Tarefa curta:
Por favor, copie do texto sobre a série “O Conto da Aia” a passagem que vai de “Propriedade estatal” até “suas esposas estéreis.”, incluindo essas palavras, sem nenhuma alteração.

Futuro distópico na série “O Conto da Aia”

Por Nathianni Gomes da Cruz

Produção faz analogias com o contexto político e social no século atual

A série “The Handmaid’s Tale”, ou “O conto da Aia”, na tradução para o português, é uma série norte-americana baseada no livro de mesmo nome, escrito pela canadense Margaret Atwood, em 1985.

Com três temporadas e disponíveis no Brasil pelo serviço de streaming Globoplay e na FOX Premium, a série Original do Hulu aborda assuntos bastante recorrentes e intensos do atual momento político mundial.

Foi vencedora de oito prêmios Emmy, incluindo o de Melhor Série Dramática de 2017, e tem direção de Bruce Miller.

Era uma vez a “América” 

Ao longo de 36 episódios em três temporadas, somos imersos em um Estado teocrático e ditatorial. O fundamentalismo religioso toma grandes proporções após um ataque terrorista matar o presidente dos EUA e um grupo intitulado Filhos de Jacó tomar o poder. Os golpistas suspendem a Constituição, e, assim, constroem as regras de Estado baseadas em interpretações da Bíblia.

Os Estados Unidos se tornam a República de Gilead. Esse Estado tem como base a superioridade do homem, as vontades de “Deus”, e a submissão das mulheres, que passam a fazer parte de castas com diferentes funções servis.

Propriedade estatal

Em Gilead, a submissão da mulher é constitucional. Essa mudança foi gradual, e como podemos acompanhar na trama, aconteceu primeiro com a revogação do direito da mulher de trabalhar, e, depois, com o bloqueio dos seus bens. Para então, em pouco tempo, as mulheres terem todos os seus direitos revogados. 

Somos apresentados a Offred, interpretada por Elisabeth Moss, uma aia enviada à família de um comandante dos Filhos de Jacó. As aias fazem parte dessa casta que faz o papel de barriga de aluguel do Estado, são “o útero com pernas”, como elas se descrevem durante a trama.

As aias são a parcela de mulheres ainda férteis, que são recrutadas e raptadas de suas famílias por conta da queda de natalidade e infertilidade em massa. Passam a serem receptáculos dos filhos dos comandantes e suas esposas estéreis.

Offred não é o nome real dessa mulher que acompanhamos, com a atriz Elisabeth Moss no papel. Nessa ficção aterrorizante, temos vislumbres de como era a vida da aia antes do Estado ser derrubado. Descobrimos que seu nome é June, que, nessa realidade, passou a ser “Do Fred”, ou seja, “Of Fred”, seu comandante, interpretado por Joseph Fiennes.

O ponto central que permite toda a barbárie que se instala é o preceito bíblico de Gênesis 30:1:3: “Vendo Raquel que não dava filhos a Jacó, teve inveja de sua irmã, e disse a Jacó: Dá-me filhos, se não morro. E ela disse: Eis aqui minha serva Bila, coabita com ela, para que dê à luz sobre meus joelhos, e eu assim receba filhos por ela”.

Dados extraídos:
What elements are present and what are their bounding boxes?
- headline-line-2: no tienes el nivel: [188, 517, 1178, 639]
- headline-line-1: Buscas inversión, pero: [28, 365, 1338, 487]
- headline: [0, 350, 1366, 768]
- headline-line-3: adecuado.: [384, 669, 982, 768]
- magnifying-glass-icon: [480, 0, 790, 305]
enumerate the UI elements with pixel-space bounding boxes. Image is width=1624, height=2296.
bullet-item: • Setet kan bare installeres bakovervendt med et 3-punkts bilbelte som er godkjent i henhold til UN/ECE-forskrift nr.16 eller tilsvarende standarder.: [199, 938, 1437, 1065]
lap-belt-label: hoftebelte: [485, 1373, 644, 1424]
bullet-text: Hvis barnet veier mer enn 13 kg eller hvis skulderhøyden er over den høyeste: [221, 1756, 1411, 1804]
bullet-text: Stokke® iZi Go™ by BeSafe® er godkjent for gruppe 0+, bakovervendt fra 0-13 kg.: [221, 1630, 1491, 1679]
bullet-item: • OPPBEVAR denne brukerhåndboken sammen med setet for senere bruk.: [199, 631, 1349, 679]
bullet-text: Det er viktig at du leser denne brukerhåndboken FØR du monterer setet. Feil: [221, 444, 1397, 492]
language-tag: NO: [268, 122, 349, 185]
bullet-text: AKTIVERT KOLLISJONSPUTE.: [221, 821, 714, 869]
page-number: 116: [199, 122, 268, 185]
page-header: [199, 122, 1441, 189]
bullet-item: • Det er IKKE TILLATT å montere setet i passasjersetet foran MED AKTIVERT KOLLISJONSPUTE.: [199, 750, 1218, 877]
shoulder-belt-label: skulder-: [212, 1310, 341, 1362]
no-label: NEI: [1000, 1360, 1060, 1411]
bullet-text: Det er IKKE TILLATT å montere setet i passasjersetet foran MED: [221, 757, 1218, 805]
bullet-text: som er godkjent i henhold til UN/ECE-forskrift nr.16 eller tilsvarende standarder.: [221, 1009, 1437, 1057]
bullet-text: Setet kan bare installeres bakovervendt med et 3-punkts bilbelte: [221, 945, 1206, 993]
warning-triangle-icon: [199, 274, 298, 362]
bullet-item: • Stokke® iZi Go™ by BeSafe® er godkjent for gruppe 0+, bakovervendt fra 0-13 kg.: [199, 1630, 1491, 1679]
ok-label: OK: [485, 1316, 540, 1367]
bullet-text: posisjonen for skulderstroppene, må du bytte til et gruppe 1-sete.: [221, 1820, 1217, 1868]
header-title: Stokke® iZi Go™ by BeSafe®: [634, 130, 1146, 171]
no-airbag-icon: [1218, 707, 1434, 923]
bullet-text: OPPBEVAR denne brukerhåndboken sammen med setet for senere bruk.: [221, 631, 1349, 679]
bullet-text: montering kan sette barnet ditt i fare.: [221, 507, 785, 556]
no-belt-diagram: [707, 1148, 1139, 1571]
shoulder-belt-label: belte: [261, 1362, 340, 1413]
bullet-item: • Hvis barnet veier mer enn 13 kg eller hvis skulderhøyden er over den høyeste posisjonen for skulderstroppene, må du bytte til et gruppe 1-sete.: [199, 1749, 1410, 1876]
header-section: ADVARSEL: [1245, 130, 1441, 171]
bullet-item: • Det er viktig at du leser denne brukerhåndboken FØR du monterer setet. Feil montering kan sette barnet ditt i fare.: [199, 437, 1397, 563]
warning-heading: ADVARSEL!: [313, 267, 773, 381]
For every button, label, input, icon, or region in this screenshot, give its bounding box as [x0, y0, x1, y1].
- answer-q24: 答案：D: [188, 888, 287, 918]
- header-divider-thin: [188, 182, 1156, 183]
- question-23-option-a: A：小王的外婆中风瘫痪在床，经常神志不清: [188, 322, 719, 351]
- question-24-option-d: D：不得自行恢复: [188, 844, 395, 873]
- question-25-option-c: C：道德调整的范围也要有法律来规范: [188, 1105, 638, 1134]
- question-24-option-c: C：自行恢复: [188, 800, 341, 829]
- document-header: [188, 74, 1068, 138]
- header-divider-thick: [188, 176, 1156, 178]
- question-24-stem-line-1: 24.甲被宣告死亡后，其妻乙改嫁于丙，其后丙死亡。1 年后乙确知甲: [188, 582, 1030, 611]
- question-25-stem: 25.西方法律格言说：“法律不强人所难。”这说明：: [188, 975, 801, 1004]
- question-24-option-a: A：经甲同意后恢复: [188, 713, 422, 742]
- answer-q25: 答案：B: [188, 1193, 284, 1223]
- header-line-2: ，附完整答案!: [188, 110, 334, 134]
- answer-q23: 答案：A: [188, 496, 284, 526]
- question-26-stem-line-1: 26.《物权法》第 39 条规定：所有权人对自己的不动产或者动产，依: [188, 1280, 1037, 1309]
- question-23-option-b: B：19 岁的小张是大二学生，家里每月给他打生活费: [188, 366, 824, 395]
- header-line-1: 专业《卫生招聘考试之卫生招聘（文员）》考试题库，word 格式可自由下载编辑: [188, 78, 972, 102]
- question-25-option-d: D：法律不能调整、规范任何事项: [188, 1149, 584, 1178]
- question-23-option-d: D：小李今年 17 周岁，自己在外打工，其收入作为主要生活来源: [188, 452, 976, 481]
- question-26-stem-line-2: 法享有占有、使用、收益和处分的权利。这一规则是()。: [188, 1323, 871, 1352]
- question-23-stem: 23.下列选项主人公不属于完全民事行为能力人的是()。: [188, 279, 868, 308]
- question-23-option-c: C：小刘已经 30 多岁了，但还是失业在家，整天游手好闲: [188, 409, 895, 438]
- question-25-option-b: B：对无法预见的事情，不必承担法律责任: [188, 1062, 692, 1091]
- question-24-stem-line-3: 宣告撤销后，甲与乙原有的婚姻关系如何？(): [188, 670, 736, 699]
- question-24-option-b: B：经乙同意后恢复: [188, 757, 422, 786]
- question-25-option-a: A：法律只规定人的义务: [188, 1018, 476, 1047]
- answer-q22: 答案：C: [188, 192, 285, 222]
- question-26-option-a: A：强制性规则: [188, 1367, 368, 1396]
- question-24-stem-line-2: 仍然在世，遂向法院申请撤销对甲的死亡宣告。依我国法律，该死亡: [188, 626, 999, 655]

Resposta da tarefa:
Propriedade estatal

Em Gilead, a submissão da mulher é constitucional. Essa mudança foi gradual, e como podemos acompanhar na trama, aconteceu primeiro com a revogação do direito da mulher de trabalhar, e, depois, com o bloqueio dos seus bens. Para então, em pouco tempo, as mulheres terem todos os seus direitos revogados. 

Somos apresentados a Offred, interpretada por Elisabeth Moss, uma aia enviada à família de um comandante dos Filhos de Jacó. As aias fazem parte dessa casta que faz o papel de barriga de aluguel do Estado, são “o útero com pernas”, como elas se descrevem durante a trama.

As aias são a parcela de mulheres ainda férteis, que são recrutadas e raptadas de suas famílias por conta da queda de natalidade e infertilidade em massa. Passam a serem receptáculos dos filhos dos comandantes e suas esposas estéreis.